## What is asked
Report the count of lines below in which the string "Adobe" occurs; include nothing else.

## Dataset rows

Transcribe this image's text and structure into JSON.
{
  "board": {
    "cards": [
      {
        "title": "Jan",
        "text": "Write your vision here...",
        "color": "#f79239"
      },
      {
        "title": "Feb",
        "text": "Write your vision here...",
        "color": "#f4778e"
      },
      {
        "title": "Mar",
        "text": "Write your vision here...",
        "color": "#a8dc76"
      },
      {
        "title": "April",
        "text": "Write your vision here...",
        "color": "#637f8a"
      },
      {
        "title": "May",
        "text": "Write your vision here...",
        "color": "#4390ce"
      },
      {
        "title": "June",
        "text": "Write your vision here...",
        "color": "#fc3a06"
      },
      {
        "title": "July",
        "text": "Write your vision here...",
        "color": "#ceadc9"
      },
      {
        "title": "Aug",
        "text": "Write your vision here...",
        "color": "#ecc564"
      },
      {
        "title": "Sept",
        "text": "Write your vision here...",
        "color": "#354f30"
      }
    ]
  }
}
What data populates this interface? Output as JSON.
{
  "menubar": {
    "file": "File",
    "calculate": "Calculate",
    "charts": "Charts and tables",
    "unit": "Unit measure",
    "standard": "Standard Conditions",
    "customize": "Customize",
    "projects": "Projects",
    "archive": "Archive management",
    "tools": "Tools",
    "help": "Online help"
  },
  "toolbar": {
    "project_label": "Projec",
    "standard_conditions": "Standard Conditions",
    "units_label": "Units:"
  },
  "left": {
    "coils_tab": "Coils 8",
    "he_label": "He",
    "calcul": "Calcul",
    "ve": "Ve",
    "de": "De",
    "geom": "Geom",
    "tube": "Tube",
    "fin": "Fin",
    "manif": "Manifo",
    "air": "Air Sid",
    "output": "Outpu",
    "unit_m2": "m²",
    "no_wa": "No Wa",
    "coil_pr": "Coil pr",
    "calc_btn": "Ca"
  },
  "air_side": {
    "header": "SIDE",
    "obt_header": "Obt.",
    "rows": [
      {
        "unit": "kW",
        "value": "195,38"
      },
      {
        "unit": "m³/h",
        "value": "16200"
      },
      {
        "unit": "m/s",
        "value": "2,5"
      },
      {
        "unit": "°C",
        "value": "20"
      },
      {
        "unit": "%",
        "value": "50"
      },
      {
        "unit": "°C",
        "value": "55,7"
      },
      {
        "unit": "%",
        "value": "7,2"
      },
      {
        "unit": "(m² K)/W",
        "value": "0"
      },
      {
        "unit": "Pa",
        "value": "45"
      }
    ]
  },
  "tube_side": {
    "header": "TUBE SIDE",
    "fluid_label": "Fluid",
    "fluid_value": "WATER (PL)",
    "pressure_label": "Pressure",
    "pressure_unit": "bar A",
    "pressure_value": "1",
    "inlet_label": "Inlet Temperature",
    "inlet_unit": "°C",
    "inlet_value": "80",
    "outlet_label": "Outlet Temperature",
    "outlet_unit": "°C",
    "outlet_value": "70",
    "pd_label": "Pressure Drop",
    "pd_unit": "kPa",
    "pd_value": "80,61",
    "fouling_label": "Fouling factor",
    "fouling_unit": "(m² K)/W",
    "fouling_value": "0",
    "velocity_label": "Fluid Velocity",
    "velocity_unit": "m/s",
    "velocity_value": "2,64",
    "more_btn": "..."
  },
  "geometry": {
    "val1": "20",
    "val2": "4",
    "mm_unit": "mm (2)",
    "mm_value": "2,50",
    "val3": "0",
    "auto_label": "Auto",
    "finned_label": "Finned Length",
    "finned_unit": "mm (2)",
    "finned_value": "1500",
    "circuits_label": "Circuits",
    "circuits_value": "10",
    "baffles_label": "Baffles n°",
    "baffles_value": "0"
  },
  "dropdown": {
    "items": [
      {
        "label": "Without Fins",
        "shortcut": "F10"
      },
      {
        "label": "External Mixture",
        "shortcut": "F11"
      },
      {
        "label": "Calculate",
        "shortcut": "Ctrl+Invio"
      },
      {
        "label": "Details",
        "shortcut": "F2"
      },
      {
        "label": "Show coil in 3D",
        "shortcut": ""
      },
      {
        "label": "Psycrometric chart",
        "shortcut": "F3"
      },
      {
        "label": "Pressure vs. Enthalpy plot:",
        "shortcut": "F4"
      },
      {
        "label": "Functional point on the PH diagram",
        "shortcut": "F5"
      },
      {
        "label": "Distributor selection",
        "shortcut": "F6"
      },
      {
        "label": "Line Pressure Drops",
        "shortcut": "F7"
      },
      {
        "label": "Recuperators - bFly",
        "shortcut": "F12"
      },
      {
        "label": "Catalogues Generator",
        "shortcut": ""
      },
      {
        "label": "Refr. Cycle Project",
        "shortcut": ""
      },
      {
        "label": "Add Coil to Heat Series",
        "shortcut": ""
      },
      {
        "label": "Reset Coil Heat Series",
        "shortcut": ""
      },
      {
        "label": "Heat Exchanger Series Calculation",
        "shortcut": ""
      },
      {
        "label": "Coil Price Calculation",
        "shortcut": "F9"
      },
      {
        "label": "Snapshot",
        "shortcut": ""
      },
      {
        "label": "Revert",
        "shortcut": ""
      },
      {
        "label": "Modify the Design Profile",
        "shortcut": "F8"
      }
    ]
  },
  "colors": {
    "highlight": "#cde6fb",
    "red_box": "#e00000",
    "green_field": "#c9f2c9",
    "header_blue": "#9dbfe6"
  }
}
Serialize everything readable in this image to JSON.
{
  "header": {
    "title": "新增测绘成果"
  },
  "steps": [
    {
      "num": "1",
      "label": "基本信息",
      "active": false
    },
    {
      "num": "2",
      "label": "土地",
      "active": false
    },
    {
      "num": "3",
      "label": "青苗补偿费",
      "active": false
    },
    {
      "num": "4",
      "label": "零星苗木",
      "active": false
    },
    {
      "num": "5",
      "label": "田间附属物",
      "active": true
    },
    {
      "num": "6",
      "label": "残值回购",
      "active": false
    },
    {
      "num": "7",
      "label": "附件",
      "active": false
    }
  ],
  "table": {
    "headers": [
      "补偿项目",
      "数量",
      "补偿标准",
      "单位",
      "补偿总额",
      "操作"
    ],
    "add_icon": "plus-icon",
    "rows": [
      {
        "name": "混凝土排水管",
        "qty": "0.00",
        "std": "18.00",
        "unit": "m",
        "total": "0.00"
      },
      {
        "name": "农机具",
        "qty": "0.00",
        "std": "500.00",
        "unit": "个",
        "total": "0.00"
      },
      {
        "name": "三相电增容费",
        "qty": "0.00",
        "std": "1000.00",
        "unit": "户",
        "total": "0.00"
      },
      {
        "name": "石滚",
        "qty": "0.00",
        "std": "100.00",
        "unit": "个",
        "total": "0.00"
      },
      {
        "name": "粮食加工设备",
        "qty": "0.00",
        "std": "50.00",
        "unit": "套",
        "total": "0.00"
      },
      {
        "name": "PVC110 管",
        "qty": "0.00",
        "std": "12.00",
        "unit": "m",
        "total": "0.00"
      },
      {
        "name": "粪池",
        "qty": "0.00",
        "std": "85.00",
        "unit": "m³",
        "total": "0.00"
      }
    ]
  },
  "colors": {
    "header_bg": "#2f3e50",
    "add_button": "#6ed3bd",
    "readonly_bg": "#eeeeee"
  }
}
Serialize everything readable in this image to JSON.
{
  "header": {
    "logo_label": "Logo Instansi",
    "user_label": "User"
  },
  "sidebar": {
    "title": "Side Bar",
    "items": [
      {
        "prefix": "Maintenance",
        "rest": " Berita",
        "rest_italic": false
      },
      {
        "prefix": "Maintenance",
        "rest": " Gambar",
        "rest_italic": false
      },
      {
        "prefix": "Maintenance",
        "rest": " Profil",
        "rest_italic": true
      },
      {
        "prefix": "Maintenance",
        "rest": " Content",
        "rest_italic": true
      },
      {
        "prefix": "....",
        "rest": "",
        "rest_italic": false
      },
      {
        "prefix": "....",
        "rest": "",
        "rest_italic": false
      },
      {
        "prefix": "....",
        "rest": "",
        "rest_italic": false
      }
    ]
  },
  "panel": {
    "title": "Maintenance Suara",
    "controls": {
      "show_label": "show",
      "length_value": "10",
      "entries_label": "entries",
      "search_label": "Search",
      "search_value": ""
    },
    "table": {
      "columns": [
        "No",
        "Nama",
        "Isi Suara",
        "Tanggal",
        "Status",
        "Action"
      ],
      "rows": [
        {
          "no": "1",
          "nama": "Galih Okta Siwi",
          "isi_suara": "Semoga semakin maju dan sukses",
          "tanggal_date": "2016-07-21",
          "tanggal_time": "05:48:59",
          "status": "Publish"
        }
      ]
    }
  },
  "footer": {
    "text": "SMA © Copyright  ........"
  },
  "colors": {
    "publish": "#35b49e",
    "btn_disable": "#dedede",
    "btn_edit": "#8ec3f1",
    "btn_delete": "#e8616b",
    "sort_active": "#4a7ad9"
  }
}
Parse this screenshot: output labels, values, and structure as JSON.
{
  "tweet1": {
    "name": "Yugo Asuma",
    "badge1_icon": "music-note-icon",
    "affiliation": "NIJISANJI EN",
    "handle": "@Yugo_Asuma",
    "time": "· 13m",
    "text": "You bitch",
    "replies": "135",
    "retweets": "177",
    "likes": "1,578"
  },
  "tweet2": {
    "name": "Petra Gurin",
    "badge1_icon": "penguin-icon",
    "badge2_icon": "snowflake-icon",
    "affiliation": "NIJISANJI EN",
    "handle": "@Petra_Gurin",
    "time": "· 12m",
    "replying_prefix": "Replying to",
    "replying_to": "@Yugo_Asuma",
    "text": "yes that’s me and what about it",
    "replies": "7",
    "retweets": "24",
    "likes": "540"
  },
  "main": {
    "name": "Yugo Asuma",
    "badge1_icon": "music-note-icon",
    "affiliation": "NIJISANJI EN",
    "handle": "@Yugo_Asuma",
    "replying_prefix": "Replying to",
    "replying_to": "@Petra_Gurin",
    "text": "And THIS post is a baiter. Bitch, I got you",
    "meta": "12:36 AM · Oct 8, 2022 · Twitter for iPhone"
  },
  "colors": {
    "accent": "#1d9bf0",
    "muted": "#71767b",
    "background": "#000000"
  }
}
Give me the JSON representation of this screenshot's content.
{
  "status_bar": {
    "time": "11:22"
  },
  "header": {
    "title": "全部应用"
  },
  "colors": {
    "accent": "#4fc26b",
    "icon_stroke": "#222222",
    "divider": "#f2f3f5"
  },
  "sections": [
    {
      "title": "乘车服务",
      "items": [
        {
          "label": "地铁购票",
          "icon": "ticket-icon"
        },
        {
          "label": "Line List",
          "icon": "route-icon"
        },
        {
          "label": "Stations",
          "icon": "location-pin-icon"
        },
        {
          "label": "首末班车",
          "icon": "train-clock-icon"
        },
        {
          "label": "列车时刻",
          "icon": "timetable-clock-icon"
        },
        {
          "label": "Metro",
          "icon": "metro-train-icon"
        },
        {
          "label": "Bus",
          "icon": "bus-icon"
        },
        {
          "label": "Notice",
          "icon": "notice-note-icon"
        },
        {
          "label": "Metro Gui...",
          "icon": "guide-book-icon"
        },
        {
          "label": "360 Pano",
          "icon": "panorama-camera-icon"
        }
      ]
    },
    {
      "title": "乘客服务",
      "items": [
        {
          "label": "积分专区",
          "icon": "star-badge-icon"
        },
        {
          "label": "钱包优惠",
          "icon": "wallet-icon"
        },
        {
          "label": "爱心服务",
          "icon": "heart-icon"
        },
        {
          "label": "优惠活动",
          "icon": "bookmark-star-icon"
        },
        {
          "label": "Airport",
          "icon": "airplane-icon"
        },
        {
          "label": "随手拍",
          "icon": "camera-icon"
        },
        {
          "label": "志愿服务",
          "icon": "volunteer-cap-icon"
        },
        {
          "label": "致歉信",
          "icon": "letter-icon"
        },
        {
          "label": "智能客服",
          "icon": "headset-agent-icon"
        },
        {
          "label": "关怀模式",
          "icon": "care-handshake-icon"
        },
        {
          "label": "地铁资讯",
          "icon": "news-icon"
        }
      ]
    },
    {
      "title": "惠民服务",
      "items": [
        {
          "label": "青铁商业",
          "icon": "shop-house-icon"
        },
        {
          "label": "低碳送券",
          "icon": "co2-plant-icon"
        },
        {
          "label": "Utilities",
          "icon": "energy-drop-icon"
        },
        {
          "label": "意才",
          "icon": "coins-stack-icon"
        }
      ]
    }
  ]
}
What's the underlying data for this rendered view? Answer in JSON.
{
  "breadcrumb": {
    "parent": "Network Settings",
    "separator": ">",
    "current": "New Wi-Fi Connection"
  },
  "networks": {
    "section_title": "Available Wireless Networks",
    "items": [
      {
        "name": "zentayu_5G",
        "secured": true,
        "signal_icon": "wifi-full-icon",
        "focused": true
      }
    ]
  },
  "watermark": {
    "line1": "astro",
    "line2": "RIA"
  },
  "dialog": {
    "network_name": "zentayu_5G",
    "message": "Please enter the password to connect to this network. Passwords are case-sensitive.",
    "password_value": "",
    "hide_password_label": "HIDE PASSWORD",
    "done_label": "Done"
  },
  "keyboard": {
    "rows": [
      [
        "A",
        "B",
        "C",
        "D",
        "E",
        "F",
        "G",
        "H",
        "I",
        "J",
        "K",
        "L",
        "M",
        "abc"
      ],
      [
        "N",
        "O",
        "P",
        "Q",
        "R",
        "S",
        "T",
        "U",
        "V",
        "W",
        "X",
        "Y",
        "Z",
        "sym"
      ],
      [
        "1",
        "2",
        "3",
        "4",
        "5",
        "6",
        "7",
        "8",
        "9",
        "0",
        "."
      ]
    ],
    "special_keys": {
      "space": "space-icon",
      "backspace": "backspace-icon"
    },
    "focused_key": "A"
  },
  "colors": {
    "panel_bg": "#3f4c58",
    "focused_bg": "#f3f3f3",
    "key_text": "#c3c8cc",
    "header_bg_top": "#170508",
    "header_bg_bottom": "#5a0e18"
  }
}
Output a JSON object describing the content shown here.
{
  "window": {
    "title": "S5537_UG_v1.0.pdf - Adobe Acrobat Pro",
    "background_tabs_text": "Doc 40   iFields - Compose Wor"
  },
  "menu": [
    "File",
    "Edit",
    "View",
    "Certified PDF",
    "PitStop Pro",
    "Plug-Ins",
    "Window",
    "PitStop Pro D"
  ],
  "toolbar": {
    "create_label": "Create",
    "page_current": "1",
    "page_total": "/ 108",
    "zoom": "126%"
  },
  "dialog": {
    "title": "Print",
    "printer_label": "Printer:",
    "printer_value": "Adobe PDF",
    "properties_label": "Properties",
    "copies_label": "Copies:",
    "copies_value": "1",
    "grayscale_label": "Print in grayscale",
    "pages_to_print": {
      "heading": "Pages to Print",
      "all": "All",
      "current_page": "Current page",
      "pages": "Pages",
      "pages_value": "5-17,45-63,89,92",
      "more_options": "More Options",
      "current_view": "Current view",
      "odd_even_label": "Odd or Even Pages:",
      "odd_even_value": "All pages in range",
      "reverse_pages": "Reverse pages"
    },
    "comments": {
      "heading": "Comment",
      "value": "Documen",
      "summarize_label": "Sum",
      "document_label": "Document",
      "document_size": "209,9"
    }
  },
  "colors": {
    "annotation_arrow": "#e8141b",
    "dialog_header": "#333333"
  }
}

## Completed exercise
2